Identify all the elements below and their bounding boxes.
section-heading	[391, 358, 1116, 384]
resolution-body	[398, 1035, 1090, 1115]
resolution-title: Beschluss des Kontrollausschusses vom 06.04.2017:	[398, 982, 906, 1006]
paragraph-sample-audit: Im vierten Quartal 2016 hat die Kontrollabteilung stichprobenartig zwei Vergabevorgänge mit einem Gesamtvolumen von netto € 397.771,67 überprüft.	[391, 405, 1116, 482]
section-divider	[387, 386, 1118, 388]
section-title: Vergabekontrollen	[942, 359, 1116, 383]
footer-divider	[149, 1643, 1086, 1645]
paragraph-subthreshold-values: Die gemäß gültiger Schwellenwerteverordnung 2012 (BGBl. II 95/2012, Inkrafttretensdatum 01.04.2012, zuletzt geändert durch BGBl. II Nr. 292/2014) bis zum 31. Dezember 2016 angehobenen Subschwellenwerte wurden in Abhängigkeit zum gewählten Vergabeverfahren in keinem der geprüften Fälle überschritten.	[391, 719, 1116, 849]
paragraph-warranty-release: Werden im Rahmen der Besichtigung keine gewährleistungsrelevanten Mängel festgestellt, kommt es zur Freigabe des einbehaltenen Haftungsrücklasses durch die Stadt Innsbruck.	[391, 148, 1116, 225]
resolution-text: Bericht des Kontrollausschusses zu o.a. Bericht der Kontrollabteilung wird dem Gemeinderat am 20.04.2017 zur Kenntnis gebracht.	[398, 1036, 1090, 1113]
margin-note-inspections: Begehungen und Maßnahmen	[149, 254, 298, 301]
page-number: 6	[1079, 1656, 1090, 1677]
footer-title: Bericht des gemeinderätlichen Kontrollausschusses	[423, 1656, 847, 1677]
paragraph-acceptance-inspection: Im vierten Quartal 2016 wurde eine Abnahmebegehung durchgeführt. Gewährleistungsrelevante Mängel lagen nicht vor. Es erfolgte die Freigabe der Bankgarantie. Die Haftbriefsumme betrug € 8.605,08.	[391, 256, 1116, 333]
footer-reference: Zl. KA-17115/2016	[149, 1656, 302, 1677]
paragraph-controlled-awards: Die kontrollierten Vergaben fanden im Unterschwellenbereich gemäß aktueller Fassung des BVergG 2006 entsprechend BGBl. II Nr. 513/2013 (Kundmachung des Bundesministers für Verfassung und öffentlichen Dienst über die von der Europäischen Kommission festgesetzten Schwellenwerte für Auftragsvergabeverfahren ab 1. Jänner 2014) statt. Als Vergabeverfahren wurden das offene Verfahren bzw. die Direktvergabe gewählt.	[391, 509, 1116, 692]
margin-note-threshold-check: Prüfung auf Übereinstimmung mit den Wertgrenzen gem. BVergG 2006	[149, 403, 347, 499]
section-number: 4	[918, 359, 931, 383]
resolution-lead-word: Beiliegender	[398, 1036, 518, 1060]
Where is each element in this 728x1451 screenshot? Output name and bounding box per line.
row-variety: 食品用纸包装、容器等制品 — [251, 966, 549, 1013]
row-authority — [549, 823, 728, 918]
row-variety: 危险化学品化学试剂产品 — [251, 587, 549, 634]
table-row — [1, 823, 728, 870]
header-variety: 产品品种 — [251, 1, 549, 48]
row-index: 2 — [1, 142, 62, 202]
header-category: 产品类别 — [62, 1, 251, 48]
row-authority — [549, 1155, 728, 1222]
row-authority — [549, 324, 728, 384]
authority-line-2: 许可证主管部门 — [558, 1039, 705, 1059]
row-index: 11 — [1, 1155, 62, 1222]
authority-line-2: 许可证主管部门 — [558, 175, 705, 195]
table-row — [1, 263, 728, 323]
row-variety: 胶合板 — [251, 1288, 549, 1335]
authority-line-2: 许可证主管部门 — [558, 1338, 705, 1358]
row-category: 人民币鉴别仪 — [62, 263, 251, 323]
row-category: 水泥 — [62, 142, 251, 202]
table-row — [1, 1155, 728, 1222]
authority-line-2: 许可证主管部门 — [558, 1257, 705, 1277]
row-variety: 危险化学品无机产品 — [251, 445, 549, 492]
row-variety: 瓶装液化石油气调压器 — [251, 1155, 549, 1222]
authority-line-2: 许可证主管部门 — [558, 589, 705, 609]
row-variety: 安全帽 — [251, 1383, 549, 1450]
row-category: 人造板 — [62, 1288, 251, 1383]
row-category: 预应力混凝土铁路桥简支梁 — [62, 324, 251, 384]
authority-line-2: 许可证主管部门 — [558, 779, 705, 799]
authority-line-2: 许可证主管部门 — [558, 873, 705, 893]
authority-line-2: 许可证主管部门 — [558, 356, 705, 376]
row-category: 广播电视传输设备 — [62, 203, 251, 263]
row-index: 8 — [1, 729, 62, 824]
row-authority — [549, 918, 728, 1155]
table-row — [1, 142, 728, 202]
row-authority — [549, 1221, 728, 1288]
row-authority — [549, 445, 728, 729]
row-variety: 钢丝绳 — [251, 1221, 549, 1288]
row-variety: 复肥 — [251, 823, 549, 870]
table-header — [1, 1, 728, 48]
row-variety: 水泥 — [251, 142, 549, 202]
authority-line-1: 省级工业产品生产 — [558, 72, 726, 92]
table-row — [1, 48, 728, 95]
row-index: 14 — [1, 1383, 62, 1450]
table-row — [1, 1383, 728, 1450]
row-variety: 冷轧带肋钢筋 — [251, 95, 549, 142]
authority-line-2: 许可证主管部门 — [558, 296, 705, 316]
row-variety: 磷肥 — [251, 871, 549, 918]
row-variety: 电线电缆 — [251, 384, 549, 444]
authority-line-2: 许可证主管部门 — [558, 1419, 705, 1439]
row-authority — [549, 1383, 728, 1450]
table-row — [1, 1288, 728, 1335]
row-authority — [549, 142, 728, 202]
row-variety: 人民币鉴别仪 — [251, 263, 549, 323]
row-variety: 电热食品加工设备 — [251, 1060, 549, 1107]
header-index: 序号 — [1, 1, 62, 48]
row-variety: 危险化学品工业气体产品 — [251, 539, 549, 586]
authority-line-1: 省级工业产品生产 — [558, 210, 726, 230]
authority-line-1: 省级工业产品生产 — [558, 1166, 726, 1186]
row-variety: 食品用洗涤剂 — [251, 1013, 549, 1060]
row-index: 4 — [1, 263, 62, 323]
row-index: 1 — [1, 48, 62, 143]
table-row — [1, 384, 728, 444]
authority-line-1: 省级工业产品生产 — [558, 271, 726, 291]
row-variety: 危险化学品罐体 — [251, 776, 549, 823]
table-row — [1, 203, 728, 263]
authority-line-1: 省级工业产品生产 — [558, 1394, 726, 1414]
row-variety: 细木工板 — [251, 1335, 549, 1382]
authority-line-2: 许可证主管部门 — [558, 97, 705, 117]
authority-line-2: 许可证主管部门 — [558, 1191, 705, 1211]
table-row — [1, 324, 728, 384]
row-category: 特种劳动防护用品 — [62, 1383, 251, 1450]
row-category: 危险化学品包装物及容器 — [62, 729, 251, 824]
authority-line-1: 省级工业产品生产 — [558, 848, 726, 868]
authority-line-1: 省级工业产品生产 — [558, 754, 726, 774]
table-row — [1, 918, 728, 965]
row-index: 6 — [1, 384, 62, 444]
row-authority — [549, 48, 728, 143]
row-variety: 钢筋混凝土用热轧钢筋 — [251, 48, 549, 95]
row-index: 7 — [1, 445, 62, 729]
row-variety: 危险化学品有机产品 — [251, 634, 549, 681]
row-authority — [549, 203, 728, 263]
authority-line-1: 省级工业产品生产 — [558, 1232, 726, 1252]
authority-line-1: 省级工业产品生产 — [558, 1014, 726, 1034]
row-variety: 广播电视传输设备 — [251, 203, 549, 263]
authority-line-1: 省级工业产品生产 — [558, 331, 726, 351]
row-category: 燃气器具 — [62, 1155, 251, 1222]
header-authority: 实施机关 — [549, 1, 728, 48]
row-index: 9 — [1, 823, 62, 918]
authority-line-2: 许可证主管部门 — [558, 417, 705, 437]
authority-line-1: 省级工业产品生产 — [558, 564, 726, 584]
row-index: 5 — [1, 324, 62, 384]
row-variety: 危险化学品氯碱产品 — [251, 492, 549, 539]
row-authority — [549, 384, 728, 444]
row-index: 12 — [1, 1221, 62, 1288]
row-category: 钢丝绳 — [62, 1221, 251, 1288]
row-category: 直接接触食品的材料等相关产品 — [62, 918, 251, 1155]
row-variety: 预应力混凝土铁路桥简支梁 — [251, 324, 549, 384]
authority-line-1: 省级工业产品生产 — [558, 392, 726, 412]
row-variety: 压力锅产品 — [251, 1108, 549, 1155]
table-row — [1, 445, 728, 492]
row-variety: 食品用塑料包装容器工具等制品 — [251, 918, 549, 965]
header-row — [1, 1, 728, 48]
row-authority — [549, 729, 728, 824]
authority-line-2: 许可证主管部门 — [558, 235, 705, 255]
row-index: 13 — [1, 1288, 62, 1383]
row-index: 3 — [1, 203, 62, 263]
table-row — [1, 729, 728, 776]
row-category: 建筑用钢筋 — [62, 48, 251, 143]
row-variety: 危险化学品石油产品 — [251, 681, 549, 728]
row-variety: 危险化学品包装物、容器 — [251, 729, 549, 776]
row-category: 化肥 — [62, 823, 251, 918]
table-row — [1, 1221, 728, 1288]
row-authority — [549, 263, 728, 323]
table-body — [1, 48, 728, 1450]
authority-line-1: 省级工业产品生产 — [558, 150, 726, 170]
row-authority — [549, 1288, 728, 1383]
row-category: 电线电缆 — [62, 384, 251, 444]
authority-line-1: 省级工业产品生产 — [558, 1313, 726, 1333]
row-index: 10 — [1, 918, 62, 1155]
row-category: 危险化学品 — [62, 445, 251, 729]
------------------------------------------------
Problem to solve:
Copy the records from their first line down to the line holding "1643, 1086, 1645]", with both of those lines included.

Correct output:
Identify all the elements below and their bounding boxes.
section-heading	[391, 358, 1116, 384]
resolution-body	[398, 1035, 1090, 1115]
resolution-title: Beschluss des Kontrollausschusses vom 06.04.2017:	[398, 982, 906, 1006]
paragraph-sample-audit: Im vierten Quartal 2016 hat die Kontrollabteilung stichprobenartig zwei Vergabevorgänge mit einem Gesamtvolumen von netto € 397.771,67 überprüft.	[391, 405, 1116, 482]
section-divider	[387, 386, 1118, 388]
section-title: Vergabekontrollen	[942, 359, 1116, 383]
footer-divider	[149, 1643, 1086, 1645]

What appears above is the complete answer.